Work required:
Filter the data below for the string "tradicionales" and copy each matching line.

Record set:
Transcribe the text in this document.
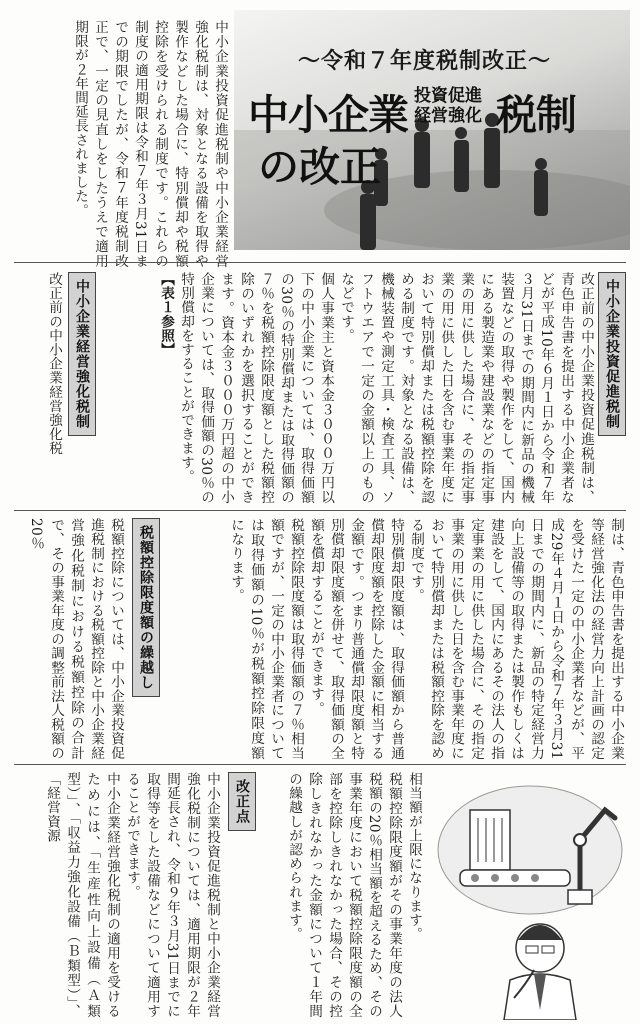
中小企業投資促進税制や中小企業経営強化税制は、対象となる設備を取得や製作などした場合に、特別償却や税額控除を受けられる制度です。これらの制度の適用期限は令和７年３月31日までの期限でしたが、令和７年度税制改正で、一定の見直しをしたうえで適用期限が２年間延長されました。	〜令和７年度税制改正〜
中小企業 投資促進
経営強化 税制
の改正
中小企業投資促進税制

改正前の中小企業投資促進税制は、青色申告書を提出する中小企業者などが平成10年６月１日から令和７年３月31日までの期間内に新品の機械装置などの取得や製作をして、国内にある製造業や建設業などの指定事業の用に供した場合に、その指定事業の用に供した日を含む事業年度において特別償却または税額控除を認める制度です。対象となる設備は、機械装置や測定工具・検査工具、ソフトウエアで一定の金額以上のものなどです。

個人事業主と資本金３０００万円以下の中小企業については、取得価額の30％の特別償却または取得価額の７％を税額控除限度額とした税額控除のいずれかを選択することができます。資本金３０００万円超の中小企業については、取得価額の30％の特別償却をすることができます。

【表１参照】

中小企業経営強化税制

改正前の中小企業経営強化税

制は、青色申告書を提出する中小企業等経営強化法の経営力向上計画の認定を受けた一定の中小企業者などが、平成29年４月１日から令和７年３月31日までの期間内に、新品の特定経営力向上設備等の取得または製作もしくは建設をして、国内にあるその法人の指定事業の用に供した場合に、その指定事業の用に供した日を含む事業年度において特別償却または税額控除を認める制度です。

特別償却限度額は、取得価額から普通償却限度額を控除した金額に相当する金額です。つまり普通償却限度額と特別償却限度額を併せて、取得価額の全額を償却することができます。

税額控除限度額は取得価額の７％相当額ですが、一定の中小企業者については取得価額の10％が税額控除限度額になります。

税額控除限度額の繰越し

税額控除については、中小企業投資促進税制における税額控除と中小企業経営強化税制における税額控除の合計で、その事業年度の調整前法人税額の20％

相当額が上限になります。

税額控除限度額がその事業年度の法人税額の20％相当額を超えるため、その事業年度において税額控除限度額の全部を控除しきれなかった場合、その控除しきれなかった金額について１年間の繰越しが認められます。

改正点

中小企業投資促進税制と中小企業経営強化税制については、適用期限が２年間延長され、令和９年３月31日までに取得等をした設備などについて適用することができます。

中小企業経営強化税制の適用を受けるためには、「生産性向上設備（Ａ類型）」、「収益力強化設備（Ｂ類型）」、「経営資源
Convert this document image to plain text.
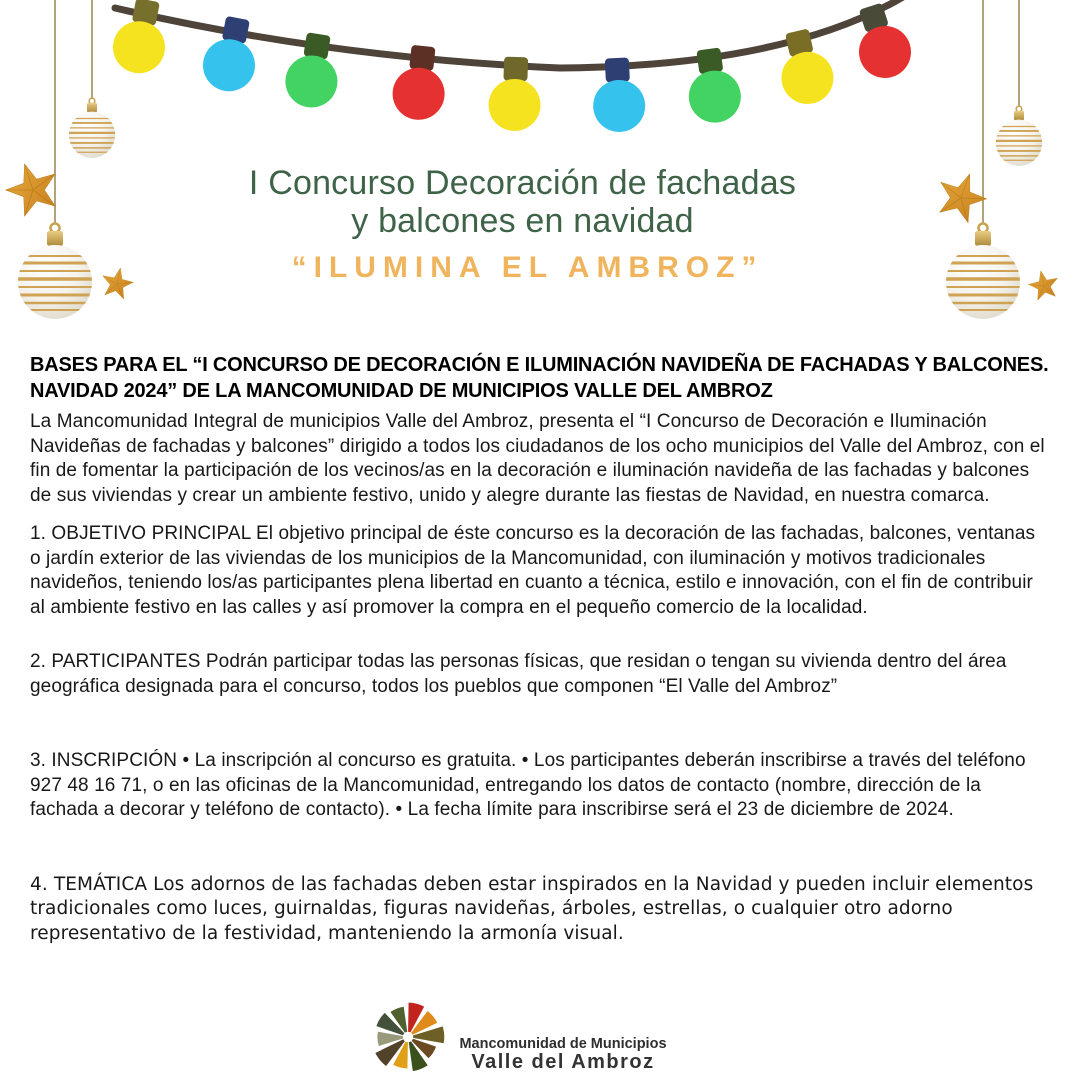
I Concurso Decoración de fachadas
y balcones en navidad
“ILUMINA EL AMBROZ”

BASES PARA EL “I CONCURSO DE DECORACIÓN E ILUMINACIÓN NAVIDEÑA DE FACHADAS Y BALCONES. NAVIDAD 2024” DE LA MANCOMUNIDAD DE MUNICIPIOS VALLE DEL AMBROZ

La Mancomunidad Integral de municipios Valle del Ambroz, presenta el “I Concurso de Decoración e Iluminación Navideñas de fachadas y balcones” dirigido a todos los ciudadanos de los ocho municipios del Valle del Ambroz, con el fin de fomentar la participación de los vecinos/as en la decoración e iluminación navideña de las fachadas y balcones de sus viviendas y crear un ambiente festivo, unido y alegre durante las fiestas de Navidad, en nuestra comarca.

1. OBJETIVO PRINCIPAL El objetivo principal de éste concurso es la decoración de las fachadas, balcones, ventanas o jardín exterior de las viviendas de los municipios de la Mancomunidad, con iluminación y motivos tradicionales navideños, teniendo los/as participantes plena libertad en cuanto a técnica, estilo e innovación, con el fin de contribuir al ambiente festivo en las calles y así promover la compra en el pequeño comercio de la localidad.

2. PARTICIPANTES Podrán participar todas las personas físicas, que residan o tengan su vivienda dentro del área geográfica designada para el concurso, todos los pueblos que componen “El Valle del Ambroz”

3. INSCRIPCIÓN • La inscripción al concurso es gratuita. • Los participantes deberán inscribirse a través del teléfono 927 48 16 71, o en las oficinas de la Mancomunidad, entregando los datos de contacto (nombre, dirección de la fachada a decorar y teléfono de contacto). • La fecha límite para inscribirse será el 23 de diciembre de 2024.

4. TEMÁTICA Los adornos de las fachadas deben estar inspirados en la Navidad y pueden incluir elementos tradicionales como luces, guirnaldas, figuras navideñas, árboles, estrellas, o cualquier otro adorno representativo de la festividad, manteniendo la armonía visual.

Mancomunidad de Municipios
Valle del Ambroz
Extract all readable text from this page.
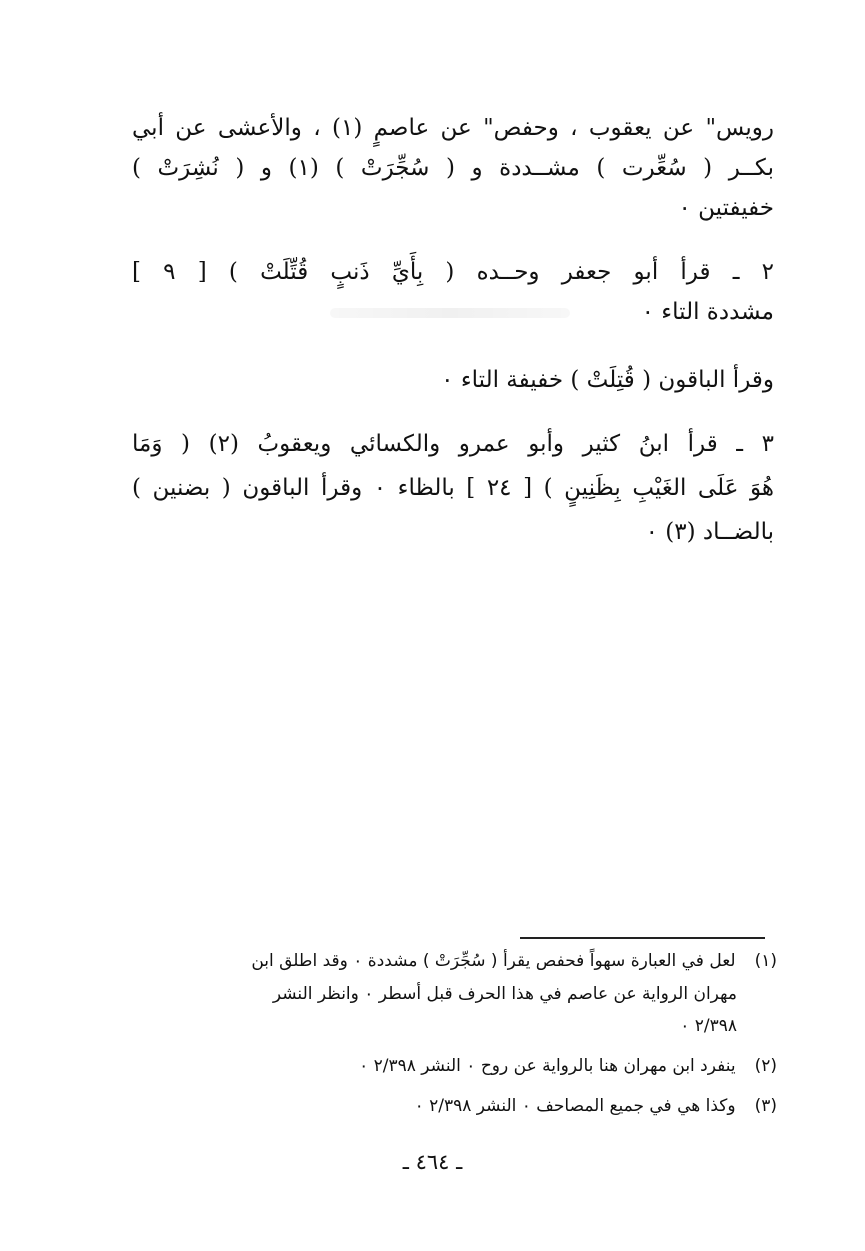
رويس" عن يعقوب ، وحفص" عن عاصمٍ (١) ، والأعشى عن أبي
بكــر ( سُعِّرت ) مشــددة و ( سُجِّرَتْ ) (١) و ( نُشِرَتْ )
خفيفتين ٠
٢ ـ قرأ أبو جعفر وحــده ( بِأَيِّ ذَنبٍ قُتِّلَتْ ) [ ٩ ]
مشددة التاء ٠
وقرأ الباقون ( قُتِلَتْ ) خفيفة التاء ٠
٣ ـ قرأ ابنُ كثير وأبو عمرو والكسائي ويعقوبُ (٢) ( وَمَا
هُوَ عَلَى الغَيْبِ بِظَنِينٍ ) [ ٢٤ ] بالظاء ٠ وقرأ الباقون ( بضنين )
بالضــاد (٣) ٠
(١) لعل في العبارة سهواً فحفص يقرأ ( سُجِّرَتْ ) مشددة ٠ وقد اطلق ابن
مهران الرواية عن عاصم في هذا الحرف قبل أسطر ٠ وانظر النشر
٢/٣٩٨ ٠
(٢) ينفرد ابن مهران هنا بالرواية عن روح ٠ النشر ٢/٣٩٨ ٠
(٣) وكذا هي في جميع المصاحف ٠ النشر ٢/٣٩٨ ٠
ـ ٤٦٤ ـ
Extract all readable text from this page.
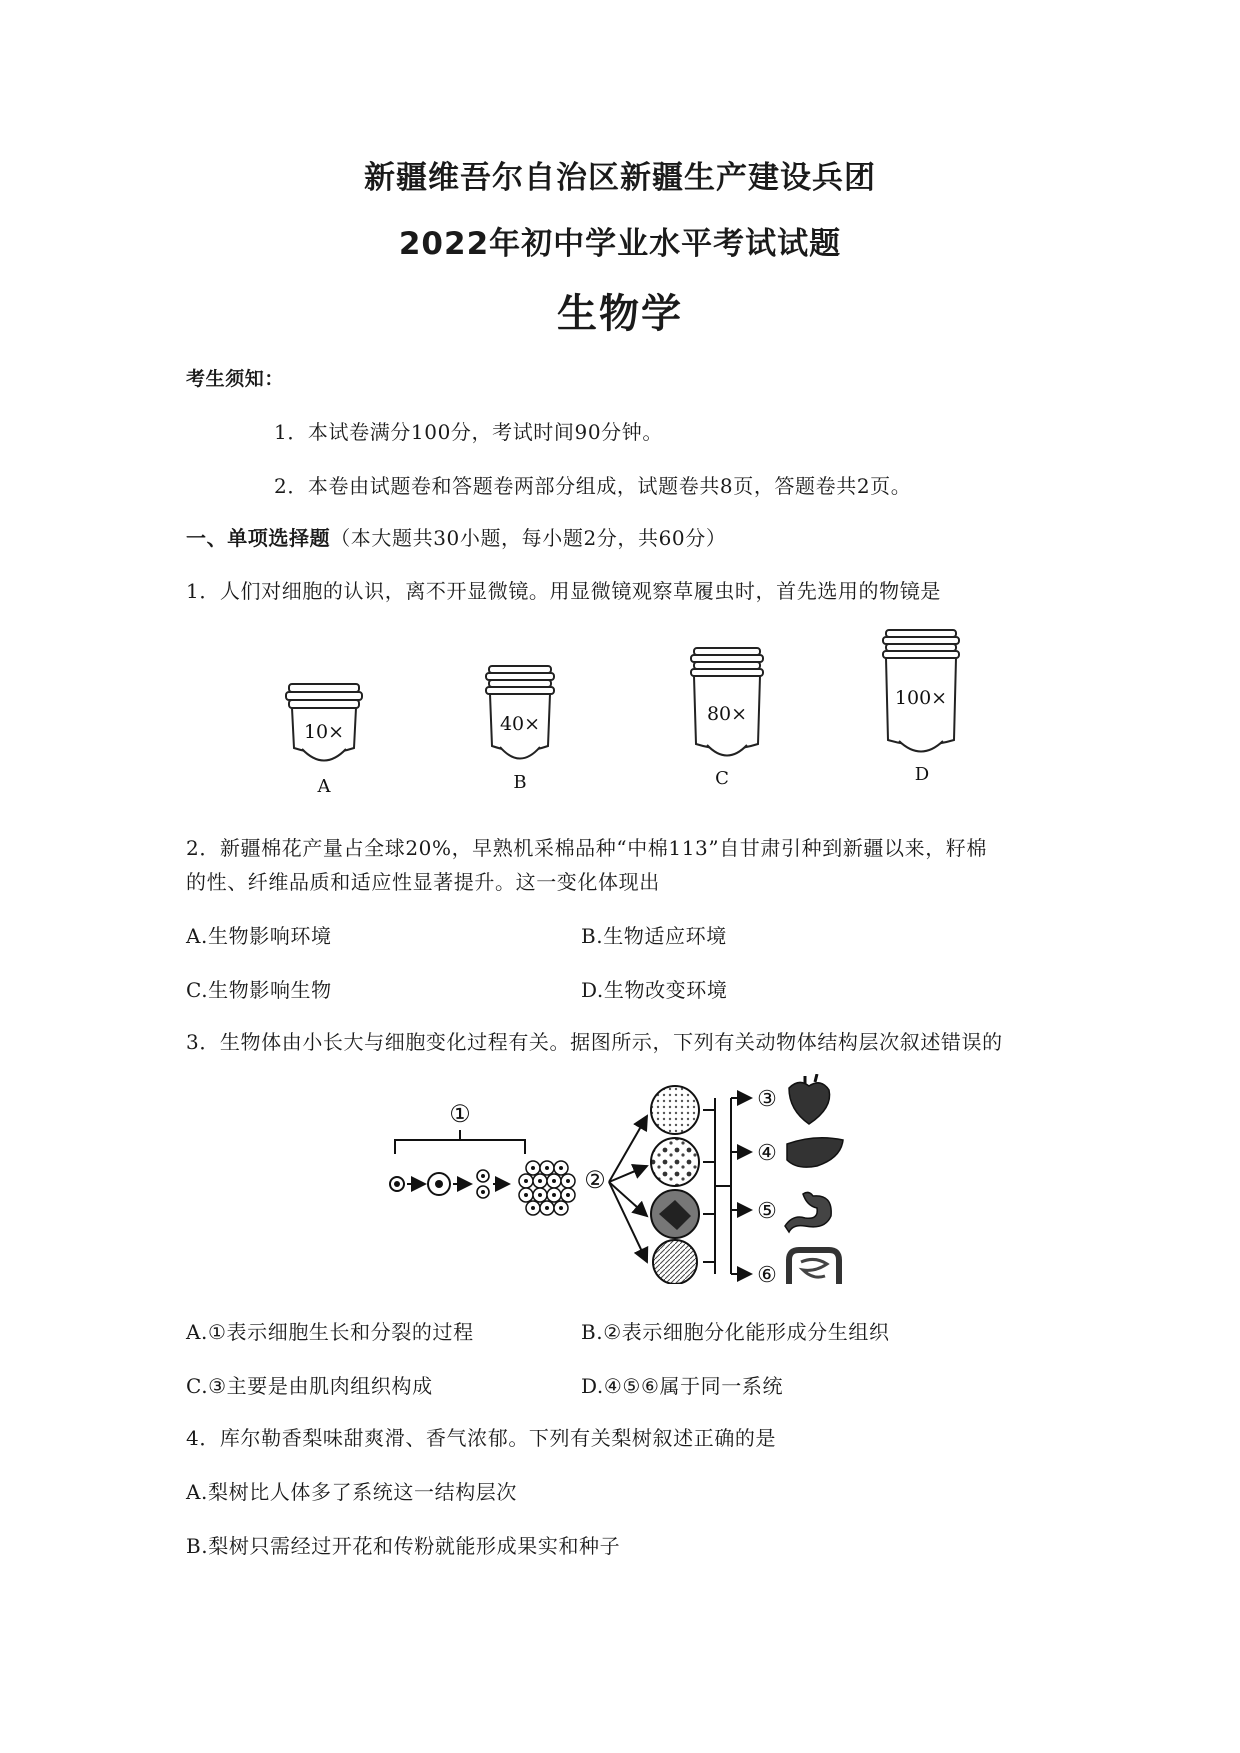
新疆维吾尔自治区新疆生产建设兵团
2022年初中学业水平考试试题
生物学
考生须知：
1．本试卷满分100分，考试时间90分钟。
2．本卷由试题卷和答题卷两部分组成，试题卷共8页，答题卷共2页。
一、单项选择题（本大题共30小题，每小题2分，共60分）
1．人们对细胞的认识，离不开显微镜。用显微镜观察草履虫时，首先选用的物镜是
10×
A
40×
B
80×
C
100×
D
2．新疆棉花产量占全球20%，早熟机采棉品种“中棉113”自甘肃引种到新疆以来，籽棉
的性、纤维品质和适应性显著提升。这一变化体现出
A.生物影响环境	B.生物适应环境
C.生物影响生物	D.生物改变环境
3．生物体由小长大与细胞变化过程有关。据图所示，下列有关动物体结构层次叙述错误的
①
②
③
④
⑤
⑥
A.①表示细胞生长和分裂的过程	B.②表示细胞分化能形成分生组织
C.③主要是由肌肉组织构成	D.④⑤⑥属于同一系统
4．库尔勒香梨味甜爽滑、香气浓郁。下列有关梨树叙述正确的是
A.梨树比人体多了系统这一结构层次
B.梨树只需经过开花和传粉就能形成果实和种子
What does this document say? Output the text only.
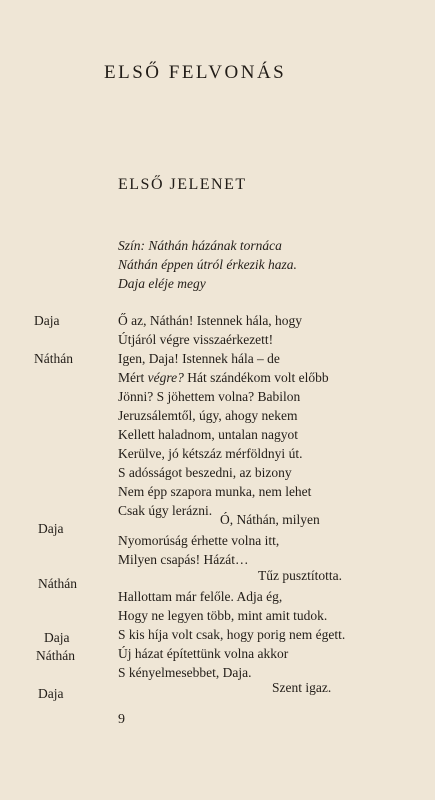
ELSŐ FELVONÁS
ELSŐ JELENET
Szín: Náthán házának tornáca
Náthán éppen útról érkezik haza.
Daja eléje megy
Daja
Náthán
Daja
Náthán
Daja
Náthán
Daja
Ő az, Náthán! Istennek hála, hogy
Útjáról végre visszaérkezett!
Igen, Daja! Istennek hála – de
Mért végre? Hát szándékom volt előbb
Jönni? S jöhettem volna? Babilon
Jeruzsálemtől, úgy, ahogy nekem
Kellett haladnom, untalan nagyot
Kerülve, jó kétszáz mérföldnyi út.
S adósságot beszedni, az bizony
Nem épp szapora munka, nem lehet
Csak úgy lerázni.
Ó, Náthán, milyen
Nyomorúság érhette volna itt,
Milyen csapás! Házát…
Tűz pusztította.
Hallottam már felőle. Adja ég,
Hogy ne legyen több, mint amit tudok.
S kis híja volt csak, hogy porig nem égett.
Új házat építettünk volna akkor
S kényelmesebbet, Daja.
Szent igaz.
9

Answer to the task:
1. OBJETIVO PRINCIPAL El objetivo principal de éste concurso es la decoración de las fachadas, balcones, ventanas o jardín exterior de las viviendas de los municipios de la Mancomunidad, con iluminación y motivos tradicionales navideños, teniendo los/as participantes plena libertad en cuanto a técnica, estilo e innovación, con el fin de contribuir al ambiente festivo en las calles y así promover la compra en el pequeño comercio de la localidad.
4. TEMÁTICA Los adornos de las fachadas deben estar inspirados en la Navidad y pueden incluir elementos tradicionales como luces, guirnaldas, figuras navideñas, árboles, estrellas, o cualquier otro adorno representativo de la festividad, manteniendo la armonía visual.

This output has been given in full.